## START Dataset entries

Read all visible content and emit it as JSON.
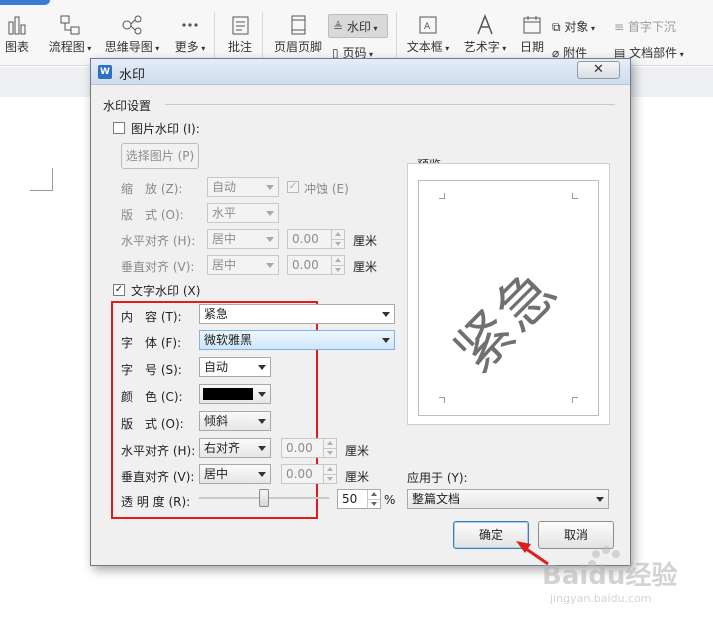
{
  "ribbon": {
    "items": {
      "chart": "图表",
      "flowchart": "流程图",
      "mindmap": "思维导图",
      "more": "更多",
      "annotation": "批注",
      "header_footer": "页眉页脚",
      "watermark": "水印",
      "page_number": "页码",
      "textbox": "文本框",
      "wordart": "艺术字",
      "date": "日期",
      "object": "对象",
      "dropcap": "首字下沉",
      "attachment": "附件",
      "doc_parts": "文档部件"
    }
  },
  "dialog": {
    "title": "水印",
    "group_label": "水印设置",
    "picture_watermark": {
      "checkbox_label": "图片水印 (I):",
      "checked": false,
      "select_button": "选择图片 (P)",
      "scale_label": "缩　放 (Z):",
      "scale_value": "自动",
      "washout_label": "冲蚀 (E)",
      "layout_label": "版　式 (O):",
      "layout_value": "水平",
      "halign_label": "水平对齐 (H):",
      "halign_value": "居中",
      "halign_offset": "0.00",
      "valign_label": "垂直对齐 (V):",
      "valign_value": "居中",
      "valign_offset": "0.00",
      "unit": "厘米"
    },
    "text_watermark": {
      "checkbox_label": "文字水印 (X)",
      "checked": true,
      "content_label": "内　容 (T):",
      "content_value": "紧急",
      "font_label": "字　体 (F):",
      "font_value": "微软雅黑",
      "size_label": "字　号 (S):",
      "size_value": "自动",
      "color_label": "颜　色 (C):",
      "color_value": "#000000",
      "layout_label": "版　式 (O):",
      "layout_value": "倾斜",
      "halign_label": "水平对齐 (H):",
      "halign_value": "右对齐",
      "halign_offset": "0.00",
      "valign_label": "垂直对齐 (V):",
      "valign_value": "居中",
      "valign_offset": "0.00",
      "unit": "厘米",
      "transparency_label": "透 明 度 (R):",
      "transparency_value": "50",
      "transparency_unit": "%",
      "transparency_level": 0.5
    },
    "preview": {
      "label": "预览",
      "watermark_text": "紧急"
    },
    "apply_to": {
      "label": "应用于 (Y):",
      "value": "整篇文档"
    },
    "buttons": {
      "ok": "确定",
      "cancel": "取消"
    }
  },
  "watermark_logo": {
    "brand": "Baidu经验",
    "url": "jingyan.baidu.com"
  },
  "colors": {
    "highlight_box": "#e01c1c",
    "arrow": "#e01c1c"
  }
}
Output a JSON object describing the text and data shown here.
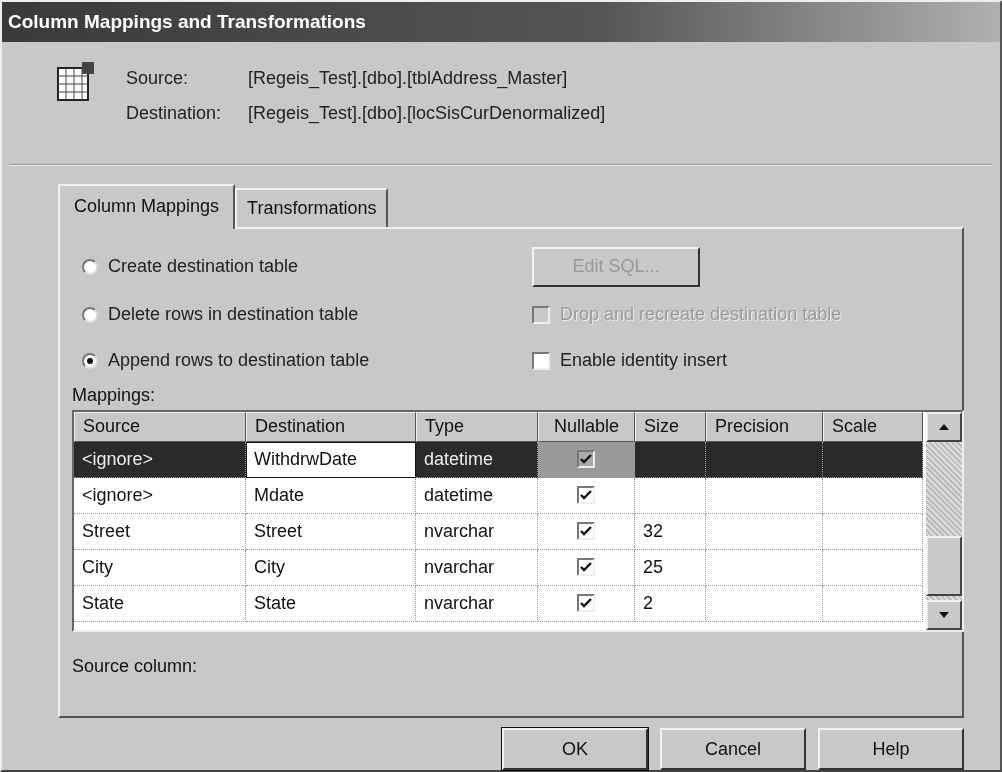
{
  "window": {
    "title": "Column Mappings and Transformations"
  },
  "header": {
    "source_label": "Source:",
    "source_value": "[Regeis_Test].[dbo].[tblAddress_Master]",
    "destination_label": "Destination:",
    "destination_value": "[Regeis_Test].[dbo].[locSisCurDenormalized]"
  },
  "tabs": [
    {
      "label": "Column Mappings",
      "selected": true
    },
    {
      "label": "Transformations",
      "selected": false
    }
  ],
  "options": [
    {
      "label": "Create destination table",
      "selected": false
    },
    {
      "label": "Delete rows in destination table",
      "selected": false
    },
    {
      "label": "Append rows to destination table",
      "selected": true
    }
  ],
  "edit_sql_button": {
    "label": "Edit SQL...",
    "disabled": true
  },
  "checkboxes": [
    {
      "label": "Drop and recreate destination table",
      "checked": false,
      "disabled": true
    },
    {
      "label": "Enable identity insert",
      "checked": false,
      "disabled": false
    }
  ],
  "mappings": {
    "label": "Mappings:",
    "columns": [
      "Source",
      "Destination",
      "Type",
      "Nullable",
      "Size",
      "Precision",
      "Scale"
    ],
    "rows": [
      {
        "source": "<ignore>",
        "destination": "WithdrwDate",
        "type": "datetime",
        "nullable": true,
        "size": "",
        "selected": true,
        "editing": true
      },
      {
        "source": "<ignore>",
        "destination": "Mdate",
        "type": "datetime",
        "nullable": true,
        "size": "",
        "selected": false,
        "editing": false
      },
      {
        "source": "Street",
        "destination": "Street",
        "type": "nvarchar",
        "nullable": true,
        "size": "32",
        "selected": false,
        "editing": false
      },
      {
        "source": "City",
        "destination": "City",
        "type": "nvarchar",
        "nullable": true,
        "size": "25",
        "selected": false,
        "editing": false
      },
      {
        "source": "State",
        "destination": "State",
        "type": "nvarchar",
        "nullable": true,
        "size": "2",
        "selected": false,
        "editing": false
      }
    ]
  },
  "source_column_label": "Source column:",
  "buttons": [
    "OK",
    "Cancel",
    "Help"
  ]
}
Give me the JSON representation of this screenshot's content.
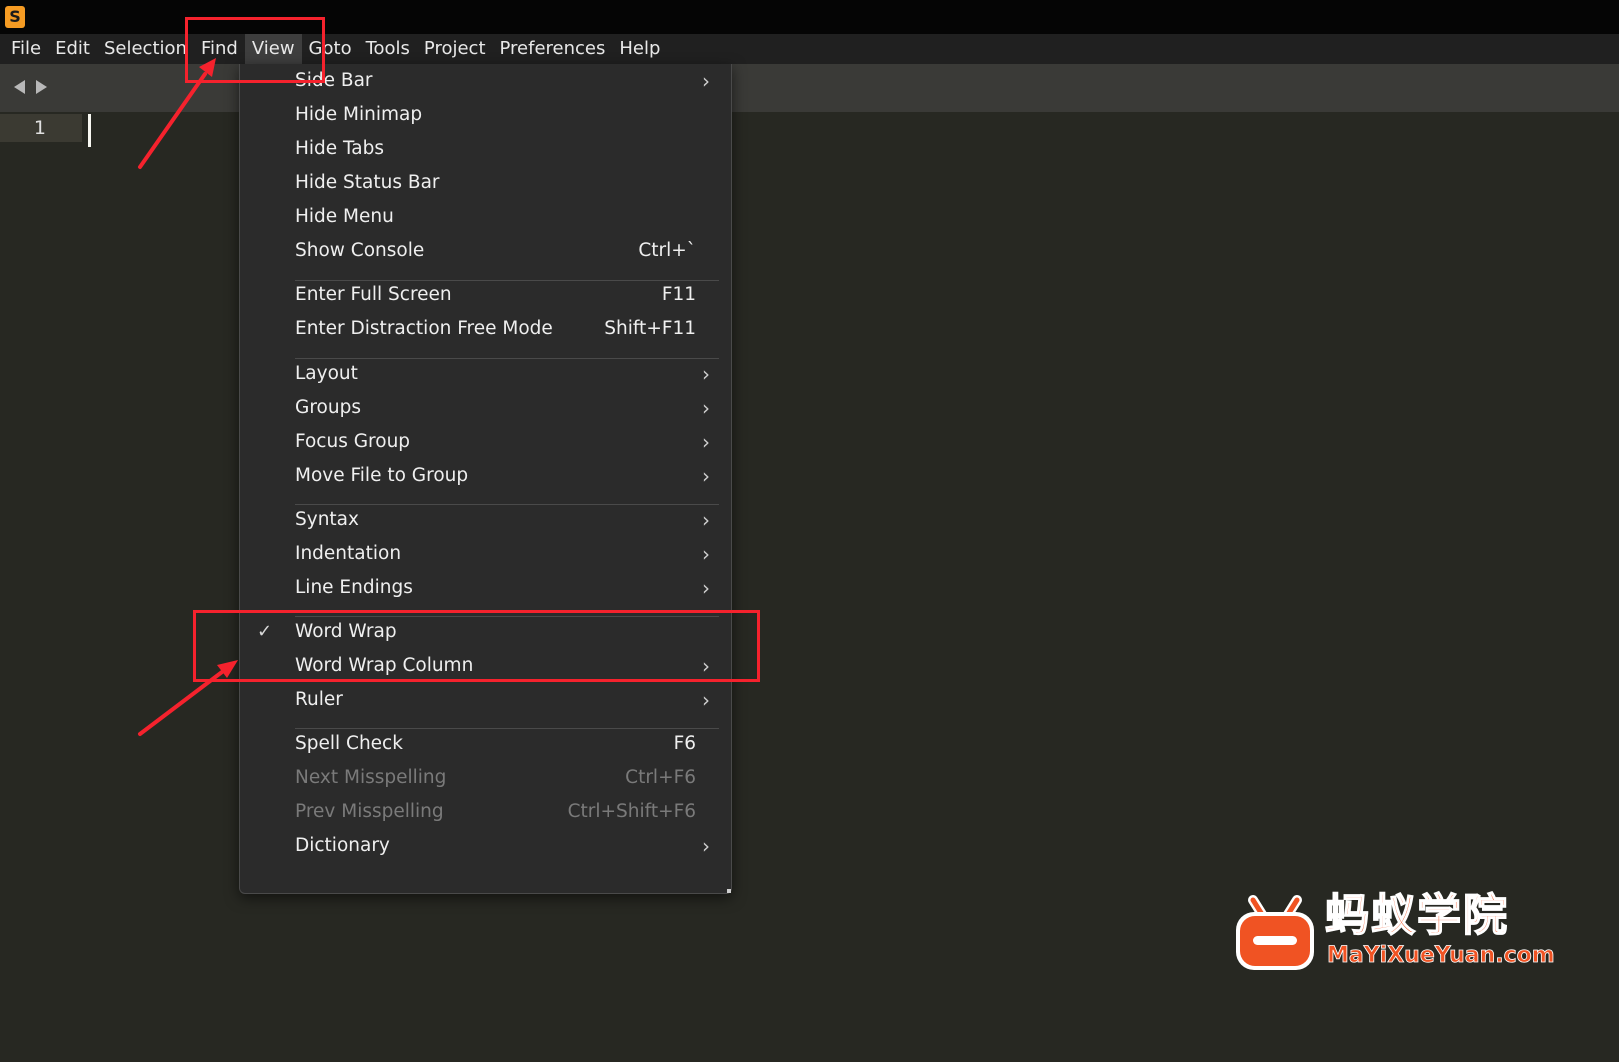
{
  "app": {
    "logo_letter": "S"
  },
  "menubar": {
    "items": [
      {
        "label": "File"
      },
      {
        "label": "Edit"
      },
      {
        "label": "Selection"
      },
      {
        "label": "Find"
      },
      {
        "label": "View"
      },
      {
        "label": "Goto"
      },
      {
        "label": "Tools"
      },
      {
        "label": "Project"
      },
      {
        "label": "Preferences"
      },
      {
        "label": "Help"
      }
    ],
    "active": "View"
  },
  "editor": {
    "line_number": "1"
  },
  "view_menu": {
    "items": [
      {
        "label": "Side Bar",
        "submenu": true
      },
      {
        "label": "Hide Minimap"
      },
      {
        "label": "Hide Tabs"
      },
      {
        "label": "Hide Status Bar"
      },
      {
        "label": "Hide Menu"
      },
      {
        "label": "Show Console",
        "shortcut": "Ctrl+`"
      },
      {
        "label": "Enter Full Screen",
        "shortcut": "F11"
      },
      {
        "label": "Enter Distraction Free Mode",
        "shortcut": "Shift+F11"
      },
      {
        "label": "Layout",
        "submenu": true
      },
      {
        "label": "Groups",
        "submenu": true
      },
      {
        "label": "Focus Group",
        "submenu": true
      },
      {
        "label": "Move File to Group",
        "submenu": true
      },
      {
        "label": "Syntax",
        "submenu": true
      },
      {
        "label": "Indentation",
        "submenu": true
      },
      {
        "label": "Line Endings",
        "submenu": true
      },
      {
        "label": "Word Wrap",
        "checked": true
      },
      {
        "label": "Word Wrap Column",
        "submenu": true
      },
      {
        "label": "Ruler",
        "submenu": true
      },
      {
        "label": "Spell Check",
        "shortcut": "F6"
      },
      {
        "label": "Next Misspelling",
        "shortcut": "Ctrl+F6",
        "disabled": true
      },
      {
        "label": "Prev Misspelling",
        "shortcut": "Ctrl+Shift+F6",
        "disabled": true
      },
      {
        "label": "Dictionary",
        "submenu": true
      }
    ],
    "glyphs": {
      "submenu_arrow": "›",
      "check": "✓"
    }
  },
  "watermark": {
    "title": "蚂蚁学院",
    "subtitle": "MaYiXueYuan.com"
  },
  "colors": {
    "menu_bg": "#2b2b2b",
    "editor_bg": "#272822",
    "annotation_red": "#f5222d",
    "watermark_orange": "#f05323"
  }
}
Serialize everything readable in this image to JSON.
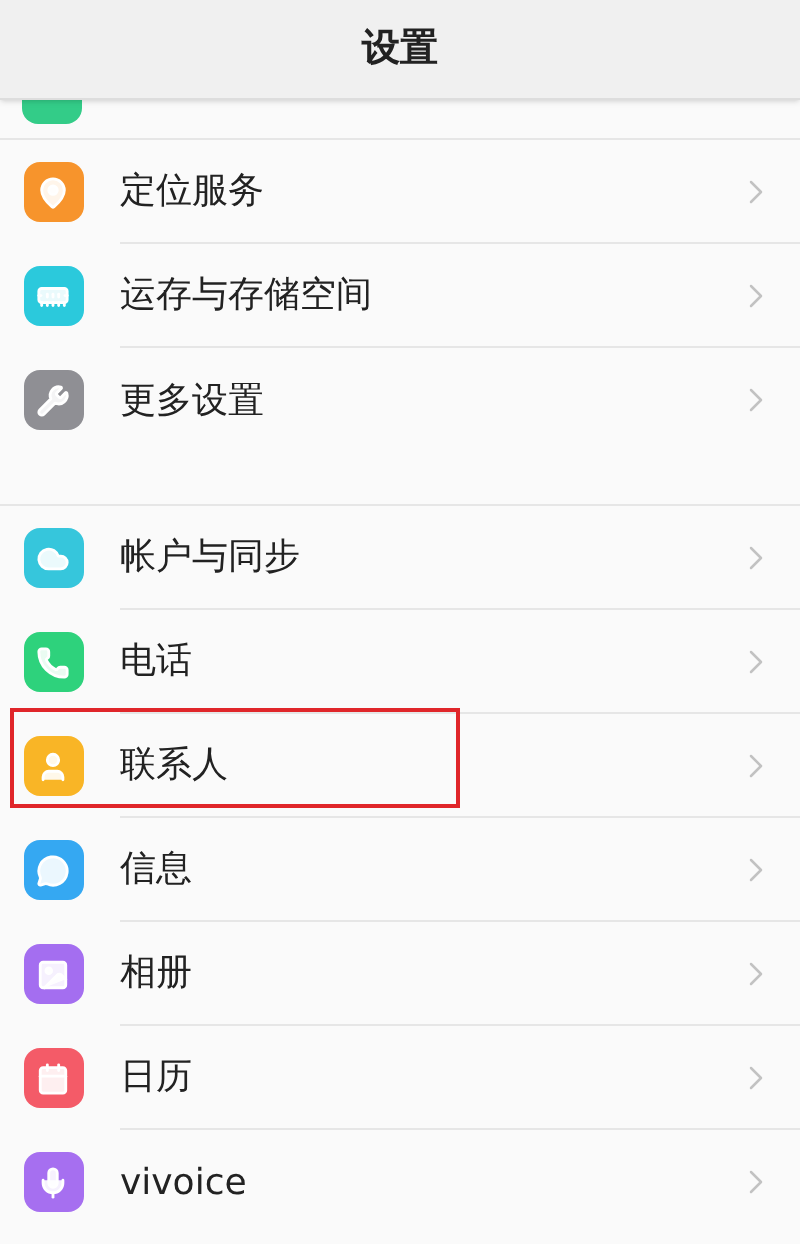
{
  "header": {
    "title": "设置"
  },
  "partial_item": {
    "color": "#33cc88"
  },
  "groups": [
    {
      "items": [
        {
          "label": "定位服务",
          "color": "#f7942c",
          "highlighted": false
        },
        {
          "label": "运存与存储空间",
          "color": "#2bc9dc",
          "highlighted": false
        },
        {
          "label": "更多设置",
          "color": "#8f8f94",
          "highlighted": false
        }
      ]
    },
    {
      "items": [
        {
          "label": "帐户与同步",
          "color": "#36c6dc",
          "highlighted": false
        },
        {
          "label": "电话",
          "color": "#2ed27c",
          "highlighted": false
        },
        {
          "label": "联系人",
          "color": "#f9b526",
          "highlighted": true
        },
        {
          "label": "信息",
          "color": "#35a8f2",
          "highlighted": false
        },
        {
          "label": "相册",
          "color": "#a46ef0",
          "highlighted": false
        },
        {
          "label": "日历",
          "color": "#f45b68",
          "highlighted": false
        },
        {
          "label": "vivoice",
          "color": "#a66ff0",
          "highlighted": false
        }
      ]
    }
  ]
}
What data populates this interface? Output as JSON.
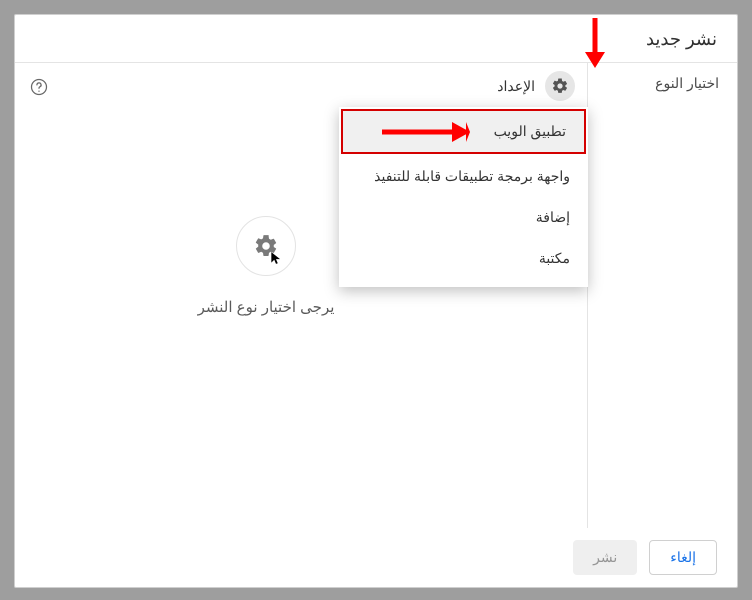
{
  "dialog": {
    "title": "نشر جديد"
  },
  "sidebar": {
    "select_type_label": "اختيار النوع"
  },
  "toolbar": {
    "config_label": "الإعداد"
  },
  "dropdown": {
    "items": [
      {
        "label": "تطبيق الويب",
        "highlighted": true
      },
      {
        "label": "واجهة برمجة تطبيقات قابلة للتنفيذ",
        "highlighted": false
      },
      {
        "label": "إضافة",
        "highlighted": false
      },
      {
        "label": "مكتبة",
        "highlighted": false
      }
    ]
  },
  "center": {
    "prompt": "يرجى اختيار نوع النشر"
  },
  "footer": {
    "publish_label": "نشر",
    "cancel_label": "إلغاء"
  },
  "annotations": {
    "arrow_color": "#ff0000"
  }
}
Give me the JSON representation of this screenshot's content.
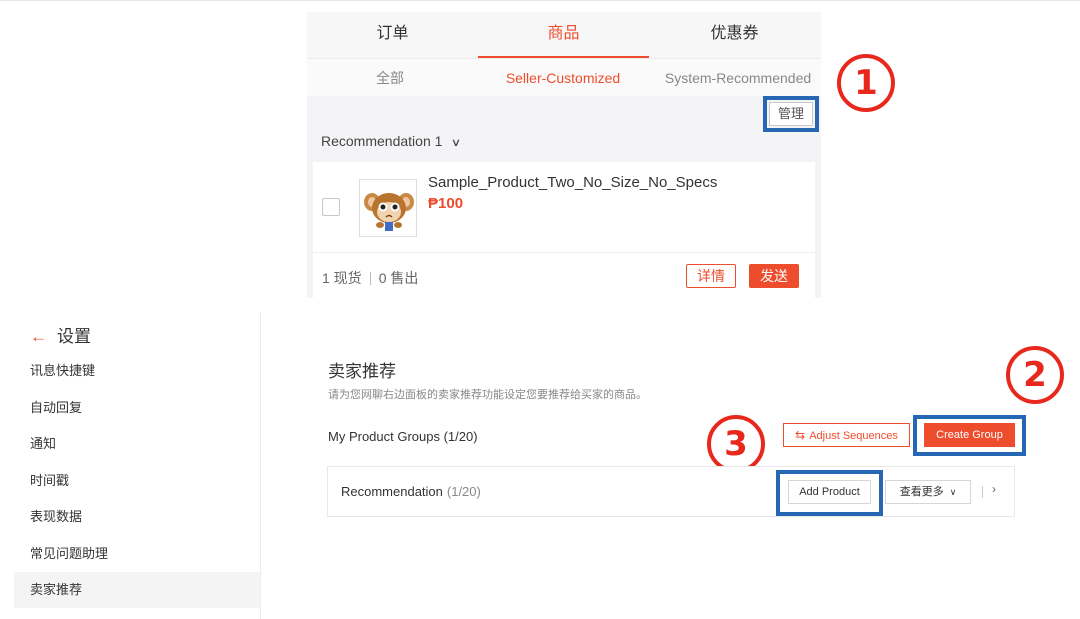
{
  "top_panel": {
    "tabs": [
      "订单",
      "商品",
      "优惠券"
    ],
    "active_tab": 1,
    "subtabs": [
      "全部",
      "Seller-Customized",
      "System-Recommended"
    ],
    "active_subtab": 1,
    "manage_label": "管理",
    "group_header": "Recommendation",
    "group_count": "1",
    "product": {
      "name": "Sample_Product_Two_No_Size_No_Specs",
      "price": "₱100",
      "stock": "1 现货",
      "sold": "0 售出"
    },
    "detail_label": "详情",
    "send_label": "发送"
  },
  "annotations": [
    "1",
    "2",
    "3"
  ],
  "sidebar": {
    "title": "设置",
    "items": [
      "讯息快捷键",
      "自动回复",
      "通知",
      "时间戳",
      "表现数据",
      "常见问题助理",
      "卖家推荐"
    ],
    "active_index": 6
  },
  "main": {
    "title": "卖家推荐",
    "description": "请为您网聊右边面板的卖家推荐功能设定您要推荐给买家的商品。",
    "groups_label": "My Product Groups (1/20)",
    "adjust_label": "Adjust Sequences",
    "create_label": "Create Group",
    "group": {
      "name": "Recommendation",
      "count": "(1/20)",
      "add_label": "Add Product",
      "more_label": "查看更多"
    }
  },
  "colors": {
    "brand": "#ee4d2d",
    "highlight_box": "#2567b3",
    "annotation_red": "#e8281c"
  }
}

## END Dataset entries

* **What you should do**:
Identify and copy all lines with the word "name".

* **Result of this exercise**:
      "name": "Sample_Product_Two_No_Size_No_Specs",
      "name": "Recommendation",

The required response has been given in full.